■ Exercice 1
Présentez en liste JSON de chaînes, à raison d'une chaîne par ligne et sans les lignes vides, les lignes des entrées allant de celle qui contient « edge xyxy=(185,14,192,39) » jusqu'à celle qui contient « edge xyxy=(628,332,641,356) », incluse.

■ Extrait cité
▼▼▼

Repenser la gauche
Repenser la gauche, et son unité

Repenser la gauche, face aux deux droites

Nous assistons à une tripolarisation de la sphère politique. A la droite et la gauche républicaines vient aujourd’hui s’ajouter le FN. Ce virage est clairement en lien avec la crise. La droite comme le FN ont choisi leur doctrine d’action, on ne peut pas en dire autant de la gauche. A nous de retrouver nos fondamentaux.

Difficile de dire ce que ferait exactement le FN s’il arrivait au pouvoir. Toutefois, le discours du FN est bien ancré dans deux schémas : la stigmatisation de groupes sociaux en réponse à des peurs existantes ou développés, mais aussi un repli sur soi comme réponse à un environnement local ou international vécu comme dangereux. C’est évidemment un discours qui colle particulièrement bien aux temps de crise, où les plus faibles n’ont plus d’horizon et subissent plus que les autres la dureté d’un monde qui ne s’est pas organisé pour anticiper cela.

De son côté, la droite républicaine1 a fait rapidement sa mue en début de crise. Elle a trouvé ses propres réponses durant le mandat de Nicolas Sarkozy. En 2008, d’une doctrine très libérale (le rêve américain montré en modèle, souvenons-nous : Sarko l’américain !), la droite française a fait un virage fort vers une doctrine conservatrice. Ponctuellement, la droite s’est même osée à critiquer le libéralisme qui avait conduit à cette crise financière, tout en continuant à soutenir largement le pouvoir économique en place. En complément et de façon à tenter de garder le contrôle sur la population, elle a emprunté du bout des lèvres puis de façon décomplexée le discours du FN, sur la stigmatisation et la fragmentation du corps social. C’est tous les discours sur les étrangers, les Roms, mais c’est aussi tous ceux sur l’assistanat et la fraude aux droits sociaux (oubliant bien volontairement la fraude fiscale, alors que celle-ci est plus de 10 fois plus importante). C’est la grande escroquerie de Patrick Buisson qui finalement, portera plus de fruits au FN qu’à la droite.

▲▲▲

■ Données fournies

▼▼▼

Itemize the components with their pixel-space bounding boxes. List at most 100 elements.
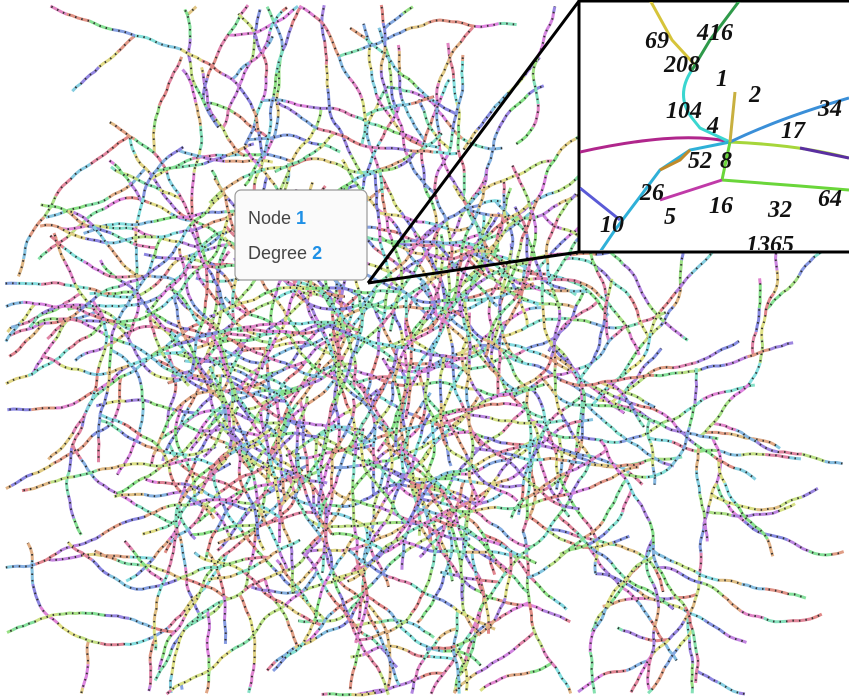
edge xyxy=(185,14,192,39)
edge-nodes xyxy=(696,670,746,695)
edge xyxy=(153,336,168,360)
edge xyxy=(740,609,765,620)
edge xyxy=(326,546,334,571)
edge xyxy=(123,540,134,552)
edge xyxy=(290,330,315,335)
edge xyxy=(193,84,208,108)
edge xyxy=(628,332,641,356)
edge xyxy=(337,531,362,541)
edge xyxy=(241,322,266,330)
edge xyxy=(339,133,363,147)
edge xyxy=(79,458,97,480)
edge-nodes xyxy=(545,528,665,593)
edge xyxy=(508,226,515,251)
node-label: 2 xyxy=(748,82,761,108)
edge xyxy=(327,692,352,697)
edge xyxy=(486,316,499,341)
node-label: 4 xyxy=(706,113,719,139)
edge xyxy=(543,316,568,321)
edge-nodes xyxy=(299,399,392,691)
edge xyxy=(674,273,692,294)
node-label: 16 xyxy=(709,193,733,219)
edge-nodes xyxy=(181,68,203,221)
edge xyxy=(81,664,90,689)
edge xyxy=(379,119,394,143)
edge xyxy=(489,416,514,423)
edge xyxy=(438,379,443,404)
edge xyxy=(525,495,530,521)
edge xyxy=(668,587,687,608)
edge xyxy=(350,478,355,503)
edge-nodes xyxy=(237,322,338,335)
edge xyxy=(415,85,437,104)
edge xyxy=(427,18,452,25)
edge-nodes xyxy=(525,392,585,521)
edge-nodes xyxy=(332,441,537,581)
edge xyxy=(479,402,504,409)
edge xyxy=(255,371,274,379)
edge-nodes xyxy=(362,23,424,148)
edge-nodes xyxy=(150,389,287,467)
edge xyxy=(304,629,320,644)
edge-nodes xyxy=(496,206,529,396)
edge-nodes xyxy=(207,539,301,581)
edge xyxy=(553,367,558,392)
edge-nodes xyxy=(648,436,802,460)
edge xyxy=(140,263,162,280)
edge xyxy=(679,572,703,585)
edge xyxy=(486,274,508,290)
edge xyxy=(778,502,796,513)
edge xyxy=(329,524,354,529)
edge xyxy=(279,600,302,617)
edge xyxy=(617,578,640,593)
edge-nodes xyxy=(8,322,45,358)
edge xyxy=(150,371,174,381)
edge-nodes xyxy=(127,146,184,339)
edge xyxy=(272,333,297,344)
edge xyxy=(317,480,325,505)
edge-nodes xyxy=(165,285,203,327)
edge-nodes xyxy=(337,370,394,496)
edge xyxy=(609,279,631,297)
edge xyxy=(89,148,111,166)
edge xyxy=(181,407,201,427)
edge xyxy=(180,543,187,568)
edge xyxy=(184,577,209,589)
edge xyxy=(184,359,191,364)
edge xyxy=(688,403,697,428)
edge xyxy=(268,380,287,401)
edge xyxy=(602,669,627,677)
edge xyxy=(289,4,303,28)
edge xyxy=(148,201,172,215)
edge-nodes xyxy=(208,366,231,429)
edge xyxy=(159,291,180,310)
edge xyxy=(638,460,645,466)
edge xyxy=(157,41,182,51)
edge xyxy=(397,676,422,688)
edge-nodes xyxy=(5,213,231,323)
edge xyxy=(183,596,200,618)
edge-nodes xyxy=(224,296,416,384)
edge-nodes xyxy=(715,483,845,557)
edge xyxy=(741,582,766,591)
edge xyxy=(327,555,344,577)
edge xyxy=(503,574,512,599)
edge xyxy=(649,442,655,467)
edge xyxy=(374,404,392,426)
edge xyxy=(456,524,479,539)
edge xyxy=(421,425,440,446)
edge-nodes xyxy=(468,259,540,306)
datatip-value: 1 xyxy=(296,208,306,228)
edge xyxy=(289,320,314,326)
edge xyxy=(554,309,562,334)
edge xyxy=(148,661,153,686)
edge xyxy=(214,117,230,140)
node-label: 17 xyxy=(781,118,806,144)
edge xyxy=(85,196,110,207)
edge xyxy=(135,295,159,307)
edge xyxy=(553,179,576,194)
edge xyxy=(542,493,567,502)
edge-nodes xyxy=(4,303,36,343)
edge xyxy=(217,536,236,545)
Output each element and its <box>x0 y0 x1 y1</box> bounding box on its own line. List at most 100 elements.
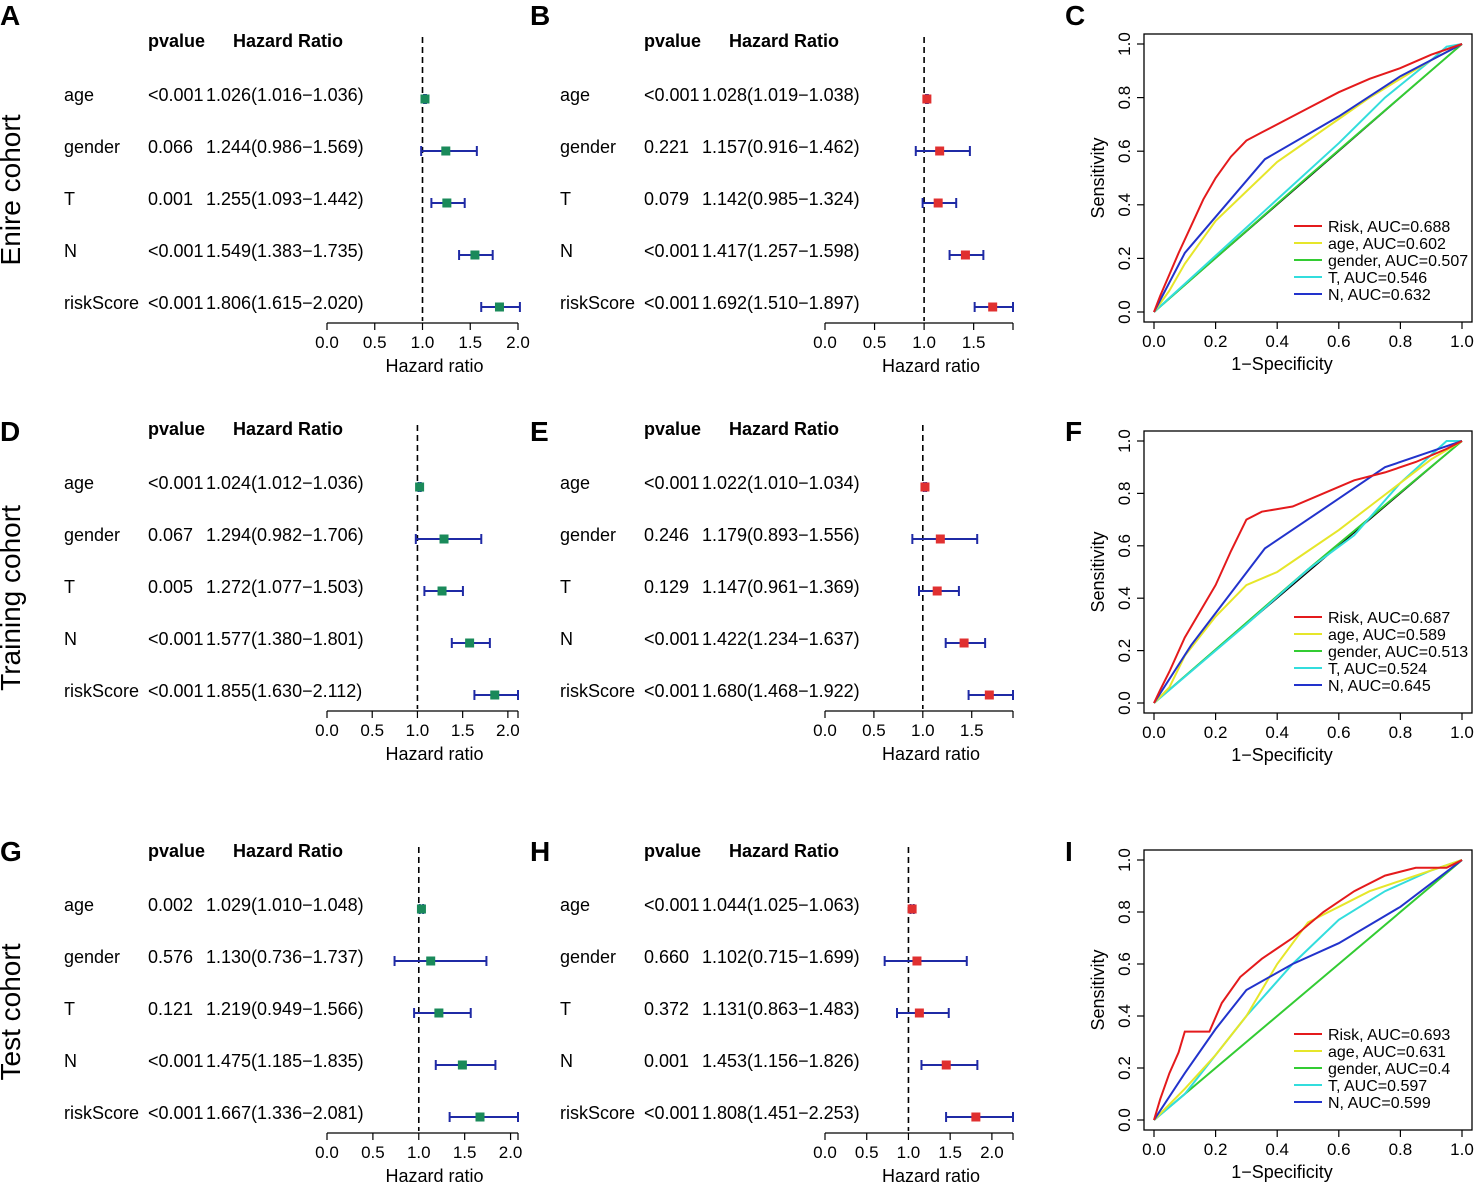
header-pvalue: pvalue <box>148 31 205 51</box>
forest-row: N <0.001 1.577(1.380−1.801) <box>64 629 491 649</box>
row-pvalue: <0.001 <box>644 681 700 701</box>
forest-row: T 0.079 1.142(0.985−1.324) <box>560 189 958 209</box>
y-tick-label: 1.0 <box>1115 848 1134 872</box>
panel-letter: G <box>0 836 22 867</box>
row-variable-name: T <box>560 999 571 1019</box>
legend-label: age, AUC=0.589 <box>1328 627 1446 644</box>
x-axis-title: 1−Specificity <box>1231 1162 1333 1182</box>
hr-marker <box>935 534 945 544</box>
panel-letter: B <box>530 0 550 31</box>
forest-row: N 0.001 1.453(1.156−1.826) <box>560 1051 979 1071</box>
row-hazard-ratio: 1.029(1.010−1.048) <box>206 895 364 915</box>
legend-label: T, AUC=0.597 <box>1328 1078 1427 1095</box>
x-tick-label: 0.0 <box>813 721 837 740</box>
cohort-label: Test cohort <box>0 943 26 1080</box>
row-variable-name: T <box>64 189 75 209</box>
hr-marker <box>465 638 475 648</box>
roc-curve-risk <box>1153 43 1463 313</box>
row-variable-name: N <box>64 629 77 649</box>
row-variable-name: riskScore <box>64 1103 139 1123</box>
x-tick-label: 0.5 <box>862 721 886 740</box>
panel-letter: H <box>530 836 550 867</box>
row-pvalue: 0.002 <box>148 895 193 915</box>
roc-curve-age <box>1153 440 1463 704</box>
cohort-label: Training cohort <box>0 505 26 691</box>
x-tick-label: 0.4 <box>1265 723 1289 742</box>
forest-row: gender 0.660 1.102(0.715−1.699) <box>560 947 968 967</box>
row-hazard-ratio: 1.157(0.916−1.462) <box>702 137 860 157</box>
roc-panel-C: C 0.0 0.2 0.4 0.6 0.8 1.0 0.0 0.2 0.4 0.6 0.8 1.0 1−S… <box>1065 0 1474 374</box>
forest-row: age 0.002 1.029(1.010−1.048) <box>64 895 426 915</box>
hr-marker <box>912 956 922 966</box>
x-tick-label: 0.6 <box>1327 723 1351 742</box>
x-tick-label: 0.6 <box>1327 1140 1351 1159</box>
panel-letter: D <box>0 416 20 447</box>
y-tick-label: 0.0 <box>1115 300 1134 324</box>
y-tick-label: 1.0 <box>1115 32 1134 56</box>
plot-frame <box>1143 430 1473 714</box>
forest-row: T 0.001 1.255(1.093−1.442) <box>64 189 466 209</box>
hr-marker <box>470 250 480 260</box>
row-variable-name: N <box>560 1051 573 1071</box>
row-pvalue: <0.001 <box>148 241 204 261</box>
panel-letter: I <box>1065 836 1073 867</box>
plot-frame <box>1143 849 1473 1131</box>
x-tick-label: 1.0 <box>912 333 936 352</box>
y-tick-label: 0.2 <box>1115 247 1134 271</box>
row-pvalue: 0.246 <box>644 525 689 545</box>
header-pvalue: pvalue <box>644 31 701 51</box>
row-pvalue: <0.001 <box>148 1051 204 1071</box>
forest-row: gender 0.067 1.294(0.982−1.706) <box>64 525 483 545</box>
hr-marker <box>441 146 451 156</box>
hr-marker <box>922 94 932 104</box>
legend-label: Risk, AUC=0.687 <box>1328 610 1450 627</box>
x-axis-title: Hazard ratio <box>882 356 980 376</box>
row-pvalue: 0.660 <box>644 947 689 967</box>
legend-label: gender, AUC=0.513 <box>1328 644 1468 661</box>
row-pvalue: 0.001 <box>148 189 193 209</box>
x-tick-label: 0.2 <box>1204 723 1228 742</box>
legend-label: T, AUC=0.524 <box>1328 661 1427 678</box>
roc-curve-t <box>1153 440 1462 704</box>
row-hazard-ratio: 1.577(1.380−1.801) <box>206 629 364 649</box>
x-axis-title: Hazard ratio <box>385 356 483 376</box>
x-tick-label: 1.0 <box>1450 723 1474 742</box>
y-tick-label: 1.0 <box>1115 429 1134 453</box>
row-variable-name: T <box>560 189 571 209</box>
row-hazard-ratio: 1.024(1.012−1.036) <box>206 473 364 493</box>
x-axis-title: Hazard ratio <box>882 1166 980 1184</box>
y-tick-label: 0.6 <box>1115 139 1134 163</box>
row-variable-name: age <box>64 85 94 105</box>
x-axis-title: 1−Specificity <box>1231 354 1333 374</box>
row-hazard-ratio: 1.294(0.982−1.706) <box>206 525 364 545</box>
row-pvalue: 0.576 <box>148 947 193 967</box>
roc-panel-I: I 0.0 0.2 0.4 0.6 0.8 1.0 0.0 0.2 0.4 0.6 0.8 1.0 1−S… <box>1065 836 1474 1182</box>
row-hazard-ratio: 1.417(1.257−1.598) <box>702 241 860 261</box>
row-hazard-ratio: 1.130(0.736−1.737) <box>206 947 364 967</box>
row-hazard-ratio: 1.453(1.156−1.826) <box>702 1051 860 1071</box>
roc-curve-n <box>1153 859 1463 1121</box>
hr-marker <box>971 1112 981 1122</box>
row-pvalue: <0.001 <box>148 681 204 701</box>
x-tick-label: 0.5 <box>363 333 387 352</box>
row-variable-name: age <box>64 473 94 493</box>
hr-marker <box>457 1060 467 1070</box>
row-hazard-ratio: 1.102(0.715−1.699) <box>702 947 860 967</box>
row-variable-name: T <box>560 577 571 597</box>
y-axis-title: Sensitivity <box>1088 949 1108 1030</box>
forest-row: riskScore <0.001 1.667(1.336−2.081) <box>64 1103 519 1123</box>
row-variable-name: age <box>560 85 590 105</box>
row-variable-name: riskScore <box>560 293 635 313</box>
x-tick-label: 1.5 <box>962 333 986 352</box>
row-pvalue: <0.001 <box>148 473 204 493</box>
x-tick-label: 0.8 <box>1389 1140 1413 1159</box>
hr-marker <box>434 1008 444 1018</box>
row-pvalue: <0.001 <box>148 293 204 313</box>
panel-letter: C <box>1065 0 1085 31</box>
x-tick-label: 0.2 <box>1204 332 1228 351</box>
x-tick-label: 1.0 <box>911 721 935 740</box>
row-pvalue: <0.001 <box>148 1103 204 1123</box>
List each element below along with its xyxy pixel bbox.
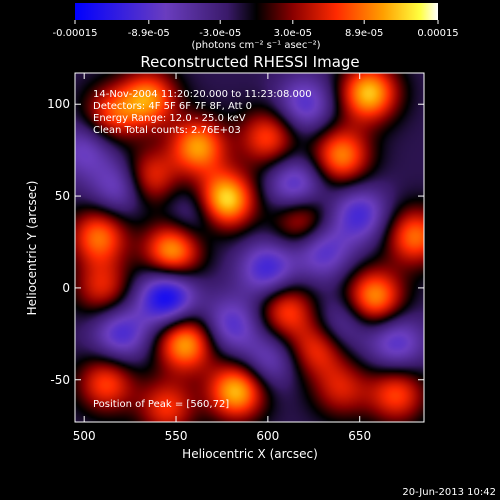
x-tick-label: 500	[73, 429, 96, 443]
y-axis-ticks: -50 0 50 100	[47, 97, 424, 387]
colorbar-tick-label: 0.00015	[417, 28, 458, 39]
annotation-time-range: 14-Nov-2004 11:20:20.000 to 11:23:08.000	[93, 89, 312, 100]
plot-frame	[74, 72, 425, 423]
peak-position-label: Position of Peak = [560,72]	[93, 399, 229, 410]
x-axis-ticks: 500 550 600 650	[73, 73, 371, 443]
colorbar-units-label: (photons cm⁻² s⁻¹ asec⁻²)	[191, 40, 320, 51]
colorbar-ticks	[74, 20, 439, 24]
annotation-counts: Clean Total counts: 2.76E+03	[93, 125, 241, 136]
annotation-block: 14-Nov-2004 11:20:20.000 to 11:23:08.000…	[93, 89, 312, 410]
x-tick-label: 600	[256, 429, 279, 443]
x-tick-label: 650	[348, 429, 371, 443]
annotation-detectors: Detectors: 4F 5F 6F 7F 8F, Att 0	[93, 101, 252, 112]
colorbar-tick-label: -3.0e-05	[199, 28, 241, 39]
y-tick-label: -50	[50, 373, 70, 387]
image-area	[75, 73, 424, 422]
colorbar-tick-label: -0.00015	[53, 28, 98, 39]
colorbar-tick-label: -8.9e-05	[128, 28, 170, 39]
x-tick-label: 550	[165, 429, 188, 443]
footer-timestamp: 20-Jun-2013 10:42	[402, 487, 496, 498]
colorbar-tick-label: 8.9e-05	[345, 28, 383, 39]
y-tick-label: 50	[55, 189, 70, 203]
annotation-energy-range: Energy Range: 12.0 - 25.0 keV	[93, 113, 246, 124]
y-axis-label: Heliocentric Y (arcsec)	[25, 181, 39, 316]
y-tick-label: 100	[47, 97, 70, 111]
colorbar	[75, 3, 438, 20]
x-axis-label: Heliocentric X (arcsec)	[182, 447, 318, 461]
y-tick-label: 0	[62, 281, 70, 295]
colorbar-tick-label: 3.0e-05	[274, 28, 312, 39]
chart-title: Reconstructed RHESSI Image	[140, 53, 359, 71]
colorbar-tick-labels: -0.00015 -8.9e-05 -3.0e-05 3.0e-05 8.9e-05 0.…	[53, 28, 459, 39]
heatmap-image	[75, 73, 424, 422]
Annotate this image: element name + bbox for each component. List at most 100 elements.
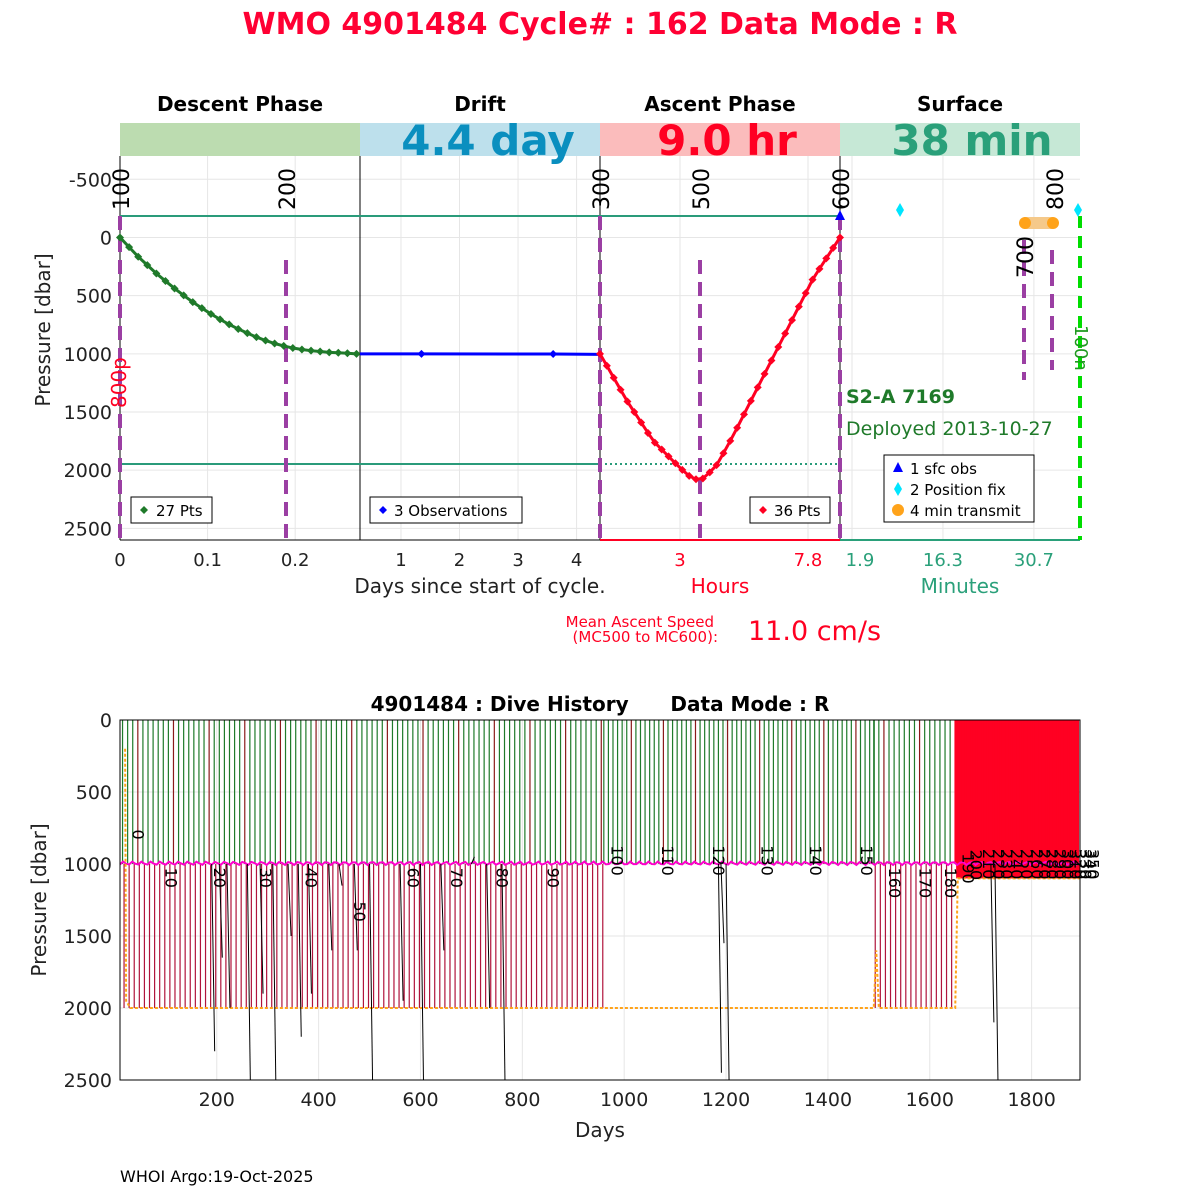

▲▲▲

■ Exercice 2
Recopiez mot pour mot l'extrait sur la gauche, depuis « Difficile de dire » jusqu'à « pour anticiper cela. » inclus.

■ Corrigé complet 1
[
  "edge xyxy=(185,14,192,39)",
  "edge-nodes xyxy=(696,670,746,695)",
  "edge xyxy=(153,336,168,360)",
  "edge xyxy=(740,609,765,620)",
  "edge xyxy=(326,546,334,571)",
  "edge xyxy=(123,540,134,552)",
  "edge xyxy=(290,330,315,335)",
  "edge xyxy=(193,84,208,108)",
  "edge xyxy=(628,332,641,356)"
]

■ Corrigé complet 2
Difficile de dire ce que ferait exactement le FN s’il arrivait au pouvoir. Toutefois, le discours du FN est bien ancré dans deux schémas : la stigmatisation de groupes sociaux en réponse à des peurs existantes ou développés, mais aussi un repli sur soi comme réponse à un environnement local ou international vécu comme dangereux. C’est évidemment un discours qui colle particulièrement bien aux temps de crise, où les plus faibles n’ont plus d’horizon et subissent plus que les autres la dureté d’un monde qui ne s’est pas organisé pour anticiper cela.